THE GIRL IN HIS EYES – It’s all happening!

Getting close to publication

My novel, 19 years in the making if you include all the years I put it aside, is soon to emerge into the world. THE GIRL IN HIS EYES, a dark psychological drama with echoes of Lolita, is two months away from publication. (These echoes may be quite distant, and are of course highly dependent on the reader.)

lolita flimIt’s a hectic, exciting and nerve-jangling time right now, with so many things to think about and attend to. I’ve started a project plan for the months ahead but haven’t had much time to update it. I’ve arranged venues for the launch party, designed an invite and have started sending it out. After around 50 attempts I’ve finalised the blurb, with the help of the Bloodhound team and author Natalie Fergie, who made some excellent last-minute suggestions. The tagline is ready (Could you face your worst fears?) The cover came back the other week (can’t share it yet), I’ve finished the copy edit and the proofs have just come in for me to make any final changes.

How might people react to a novel containing child abuse?

After all this time, ‘final changes’ is both music to my ears and – well, disconcerting. It’s time to let my baby go… Did I take out all those pesky song –lyrics? Is there some dreadful hole in the plot that no one has spotted yet? And most of all, can I really let a novel out into the world with scenes depicting lapdancing clubs and child sexual abuse, one which is written partly from the POV of a child abuser?

# [What is being asked]
Sum up the post above about the novel's upcoming publication in two sentences.

# [Record extracts]
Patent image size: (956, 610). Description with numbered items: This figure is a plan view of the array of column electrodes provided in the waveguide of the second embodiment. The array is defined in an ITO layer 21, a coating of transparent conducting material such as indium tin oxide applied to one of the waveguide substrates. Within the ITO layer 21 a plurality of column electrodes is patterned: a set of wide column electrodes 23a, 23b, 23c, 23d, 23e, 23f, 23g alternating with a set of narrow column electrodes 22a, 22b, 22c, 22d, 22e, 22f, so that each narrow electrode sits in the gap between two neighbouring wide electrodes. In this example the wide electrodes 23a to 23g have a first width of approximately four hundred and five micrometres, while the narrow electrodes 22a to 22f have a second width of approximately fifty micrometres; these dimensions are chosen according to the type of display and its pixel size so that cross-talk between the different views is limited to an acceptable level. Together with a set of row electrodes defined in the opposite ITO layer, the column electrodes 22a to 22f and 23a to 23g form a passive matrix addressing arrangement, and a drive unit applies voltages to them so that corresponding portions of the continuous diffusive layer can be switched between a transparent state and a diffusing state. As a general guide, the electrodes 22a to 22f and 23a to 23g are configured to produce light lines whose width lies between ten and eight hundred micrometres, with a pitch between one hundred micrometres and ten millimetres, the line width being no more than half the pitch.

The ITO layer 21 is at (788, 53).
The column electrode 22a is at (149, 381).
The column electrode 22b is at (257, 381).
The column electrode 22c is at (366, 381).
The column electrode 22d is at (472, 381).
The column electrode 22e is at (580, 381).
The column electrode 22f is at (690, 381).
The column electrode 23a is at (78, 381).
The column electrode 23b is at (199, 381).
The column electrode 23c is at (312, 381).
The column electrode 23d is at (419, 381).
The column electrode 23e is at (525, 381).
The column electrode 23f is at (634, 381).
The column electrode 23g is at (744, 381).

# [Solution for this exercise]
The novel THE GIRL IN HIS EYES, a dark psychological drama with echoes of Lolita, is two months from publication, and the author has arranged launch party venues, finalized the blurb and tagline, finished the copy edit and received the proofs. With only final changes left, the author worries about leftover song lyrics, unnoticed plot holes and, most of all, releasing a novel with scenes of lapdancing clubs and child sexual abuse, written partly from a child abuser's point of view.